Provide the number of lines containing the word "events", and nothing else.

++++++++++

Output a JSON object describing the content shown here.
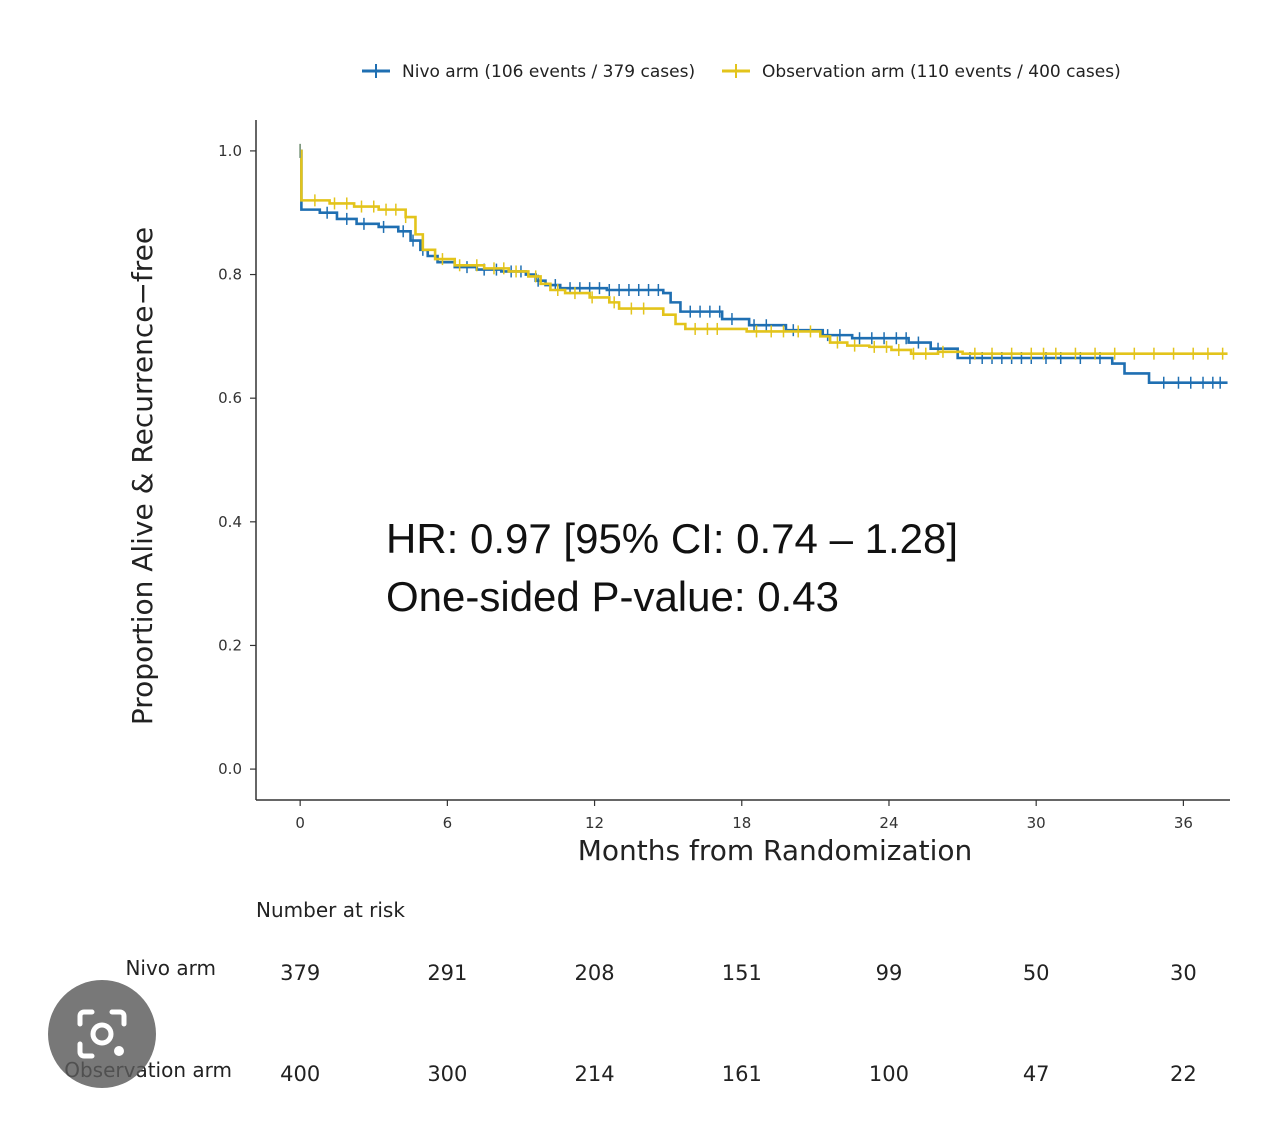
{
  "chart_data": {
    "type": "line",
    "xlabel": "Months from Randomization",
    "ylabel": "Proportion Alive & Recurrence−free",
    "xlim": [
      -1.8,
      37.9
    ],
    "ylim": [
      -0.05,
      1.05
    ],
    "x_ticks": [
      0,
      6,
      12,
      18,
      24,
      30,
      36
    ],
    "x_tick_labels": [
      "0",
      "6",
      "12",
      "18",
      "24",
      "30",
      "36"
    ],
    "y_ticks": [
      0.0,
      0.2,
      0.4,
      0.6,
      0.8,
      1.0
    ],
    "y_tick_labels": [
      "0.0",
      "0.2",
      "0.4",
      "0.6",
      "0.8",
      "1.0"
    ],
    "grid": false,
    "legend_position": "top",
    "series": [
      {
        "name": "Nivo arm (106 events / 379 cases)",
        "color": "#1f6fb2",
        "points": [
          [
            0,
            1.0
          ],
          [
            0.05,
            1.0
          ],
          [
            0.05,
            0.905
          ],
          [
            0.8,
            0.9
          ],
          [
            1.5,
            0.89
          ],
          [
            2.3,
            0.882
          ],
          [
            3.2,
            0.877
          ],
          [
            4.0,
            0.87
          ],
          [
            4.5,
            0.855
          ],
          [
            4.9,
            0.84
          ],
          [
            5.2,
            0.83
          ],
          [
            5.6,
            0.82
          ],
          [
            6.3,
            0.812
          ],
          [
            7.2,
            0.808
          ],
          [
            8.2,
            0.805
          ],
          [
            9.2,
            0.8
          ],
          [
            9.6,
            0.79
          ],
          [
            10.0,
            0.783
          ],
          [
            10.6,
            0.778
          ],
          [
            12.5,
            0.775
          ],
          [
            14.8,
            0.77
          ],
          [
            15.1,
            0.755
          ],
          [
            15.5,
            0.74
          ],
          [
            17.2,
            0.728
          ],
          [
            18.3,
            0.718
          ],
          [
            19.8,
            0.71
          ],
          [
            21.3,
            0.702
          ],
          [
            22.5,
            0.697
          ],
          [
            24.8,
            0.69
          ],
          [
            25.7,
            0.68
          ],
          [
            26.8,
            0.665
          ],
          [
            33.1,
            0.656
          ],
          [
            33.6,
            0.64
          ],
          [
            34.6,
            0.625
          ],
          [
            37.8,
            0.625
          ]
        ],
        "censor_x": [
          1.1,
          1.9,
          2.6,
          3.4,
          4.2,
          4.6,
          5.0,
          6.8,
          7.5,
          8.0,
          8.6,
          9.0,
          9.7,
          10.4,
          11.0,
          11.4,
          11.8,
          12.2,
          12.6,
          13.0,
          13.4,
          13.8,
          14.2,
          14.6,
          15.9,
          16.3,
          16.7,
          17.1,
          17.6,
          18.5,
          19.0,
          20.1,
          21.5,
          22.0,
          22.8,
          23.3,
          23.8,
          24.3,
          24.7,
          25.2,
          26.0,
          27.3,
          27.8,
          28.2,
          28.6,
          29.0,
          29.4,
          29.8,
          30.4,
          31.0,
          31.8,
          32.6,
          35.2,
          35.8,
          36.3,
          36.8,
          37.2,
          37.5
        ]
      },
      {
        "name": "Observation arm (110 events / 400 cases)",
        "color": "#e3c41b",
        "points": [
          [
            0,
            1.0
          ],
          [
            0.05,
            1.0
          ],
          [
            0.05,
            0.92
          ],
          [
            1.2,
            0.915
          ],
          [
            2.2,
            0.91
          ],
          [
            3.2,
            0.905
          ],
          [
            4.3,
            0.893
          ],
          [
            4.7,
            0.865
          ],
          [
            5.0,
            0.84
          ],
          [
            5.5,
            0.825
          ],
          [
            6.3,
            0.815
          ],
          [
            7.5,
            0.81
          ],
          [
            8.5,
            0.805
          ],
          [
            9.3,
            0.797
          ],
          [
            9.8,
            0.785
          ],
          [
            10.2,
            0.775
          ],
          [
            10.8,
            0.77
          ],
          [
            11.8,
            0.763
          ],
          [
            12.6,
            0.755
          ],
          [
            13.0,
            0.745
          ],
          [
            14.4,
            0.745
          ],
          [
            14.8,
            0.735
          ],
          [
            15.3,
            0.72
          ],
          [
            15.7,
            0.712
          ],
          [
            17.3,
            0.712
          ],
          [
            18.2,
            0.708
          ],
          [
            21.2,
            0.7
          ],
          [
            21.6,
            0.69
          ],
          [
            22.3,
            0.685
          ],
          [
            23.2,
            0.683
          ],
          [
            24.1,
            0.678
          ],
          [
            24.9,
            0.672
          ],
          [
            26.0,
            0.675
          ],
          [
            27.0,
            0.672
          ],
          [
            37.8,
            0.672
          ]
        ],
        "censor_x": [
          0.6,
          1.4,
          1.9,
          2.5,
          3.0,
          3.5,
          3.9,
          4.3,
          5.8,
          6.5,
          7.2,
          7.9,
          8.3,
          8.8,
          9.6,
          10.5,
          11.2,
          11.9,
          12.8,
          13.5,
          14.0,
          16.1,
          16.6,
          17.0,
          18.6,
          19.2,
          19.7,
          20.3,
          20.8,
          21.9,
          22.6,
          23.4,
          23.9,
          24.4,
          25.0,
          25.5,
          26.2,
          27.5,
          28.2,
          29.0,
          29.8,
          30.3,
          30.8,
          31.6,
          32.4,
          33.2,
          34.0,
          34.8,
          35.6,
          36.4,
          37.0,
          37.6
        ]
      }
    ],
    "annotations": [
      "HR: 0.97 [95% CI: 0.74 – 1.28]",
      "One-sided P-value: 0.43"
    ]
  },
  "risk_table": {
    "title": "Number at risk",
    "times": [
      0,
      6,
      12,
      18,
      24,
      30,
      36
    ],
    "rows": [
      {
        "arm": "Nivo arm",
        "values": [
          "379",
          "291",
          "208",
          "151",
          "99",
          "50",
          "30"
        ]
      },
      {
        "arm": "Observation arm",
        "values": [
          "400",
          "300",
          "214",
          "161",
          "100",
          "47",
          "22"
        ]
      }
    ]
  },
  "overlay": {
    "icon": "camera-lens-icon"
  }
}
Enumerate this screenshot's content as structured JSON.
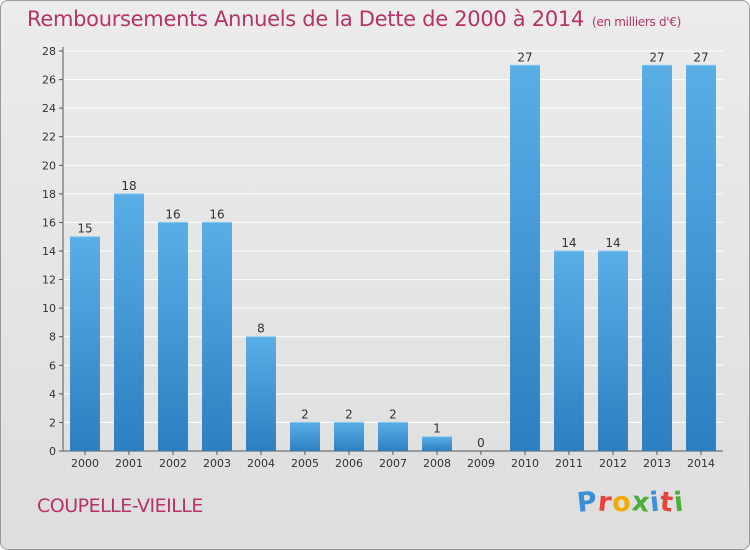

++++++++++

Complete response
2